Tax Withholding . Purchaser has contacted the Company’s Stock Plan Administrator to confirm that the tax withholding due upon exercise of the Option is $__________.
4.
Representations of Purchaser .
(a)
Purchaser has received, read and understood the Plan, the Notice of Grant and the Option Agreement and agrees to abide by and be bound by their terms and conditions.
(b)
Purchaser agrees: (i) to provide such additional documents as the Company may require pursuant to the terms of the Plan, (ii) to provide for the payment by Purchaser to the Company (in the manner designated by the Company) of the Company’s withholding obligation, if any, relating to the exercise of this Option, and (iii) if this exercise relates to an ISO, to notify the Company in writing promptly after the date of any disposition of any of the Shares of Common Stock issued upon exercise of this Option that occurs within two (2) years after the date of grant of the Option or within one (1) year after such Shares of Common Stock are issued upon exercise of the Option.
(c)
Purchaser hereby makes the following certifications and representations with respect to the Shares, which are being acquired by the Purchaser for his or her own account (or otherwise in compliance with applicable law) upon exercise of the Option as set forth above:
(i)
If Purchaser is an officer and/or director of the Company, Purchaser has contacted the Company’s Stock Plan Administrator to determine whether he or she is subject to Section 16 of the Securities Exchange Act of 1934, as amended (the “Exchange Act”), and if so:
Purchaser has reviewed his or her transactions relative to Section 16 of the Exchange Act (“Section 16”);
The Company has informed the Purchaser that the grant of the Option is exempt from Section 16(b) of the Exchange Act either because (i) it was approved by the Company’s Board of Directors or a committee duly authorized by the Board pursuant to the rules issued under Section 16, or (ii) Purchaser has held the Option for six (6) months or more, and, therefore, this transaction may not be matched with a non-exempt purchase; and
Purchaser understands that the filing of a Form 4 with the U.S. Securities and Exchange Commission may be required because of this transaction.

Given problem 1:
For each statement below about the stock option exercise terms, answer yes or no and quote the words from those terms that decide it. (a) For an ISO, the Purchaser must notify the Company in writing of a disposition of shares that occurs within two years after the grant date. (b) The Option qualifies as exempt from Section 16(b) only if it has been held for twelve months or more. (c) Filing a Form 4 with the U.S. Securities and Exchange Commission is definitely required for this transaction.
Given problem 2:
Repeat word for word the stretch of the stock option exercise terms from "Representations of Purchaser" through "terms and conditions.".

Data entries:
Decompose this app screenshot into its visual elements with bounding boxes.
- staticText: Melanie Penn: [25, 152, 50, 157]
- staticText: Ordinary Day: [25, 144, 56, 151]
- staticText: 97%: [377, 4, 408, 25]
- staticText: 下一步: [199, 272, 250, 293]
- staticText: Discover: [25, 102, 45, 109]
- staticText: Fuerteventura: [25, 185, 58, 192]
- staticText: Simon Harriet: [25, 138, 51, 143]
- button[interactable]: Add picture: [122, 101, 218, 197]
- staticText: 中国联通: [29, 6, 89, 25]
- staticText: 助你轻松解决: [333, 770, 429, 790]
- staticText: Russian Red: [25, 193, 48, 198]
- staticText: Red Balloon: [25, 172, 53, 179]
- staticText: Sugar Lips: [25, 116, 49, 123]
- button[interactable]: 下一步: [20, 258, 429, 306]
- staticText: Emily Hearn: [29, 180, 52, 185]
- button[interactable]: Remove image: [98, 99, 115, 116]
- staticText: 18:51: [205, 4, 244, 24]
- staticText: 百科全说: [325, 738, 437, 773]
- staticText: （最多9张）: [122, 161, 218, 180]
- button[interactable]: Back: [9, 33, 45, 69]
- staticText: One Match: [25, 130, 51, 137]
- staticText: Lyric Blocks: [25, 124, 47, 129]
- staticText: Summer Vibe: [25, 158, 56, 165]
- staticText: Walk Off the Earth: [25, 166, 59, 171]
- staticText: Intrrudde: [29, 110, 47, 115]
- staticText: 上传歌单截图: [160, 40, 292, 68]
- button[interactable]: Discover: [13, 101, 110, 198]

Full response 1:
(a) Yes: "to notify the Company in writing promptly after the date of any disposition of any of the Shares of Common Stock issued upon exercise of this Option that occurs within two (2) years after the date of grant of the Option"
(b) No: "Purchaser has held the Option for six (6) months or more"
(c) No: "may be required because of this transaction"

Full response 2:
Representations of Purchaser .
(a)
Purchaser has received, read and understood the Plan, the Notice of Grant and the Option Agreement and agrees to abide by and be bound by their terms and conditions.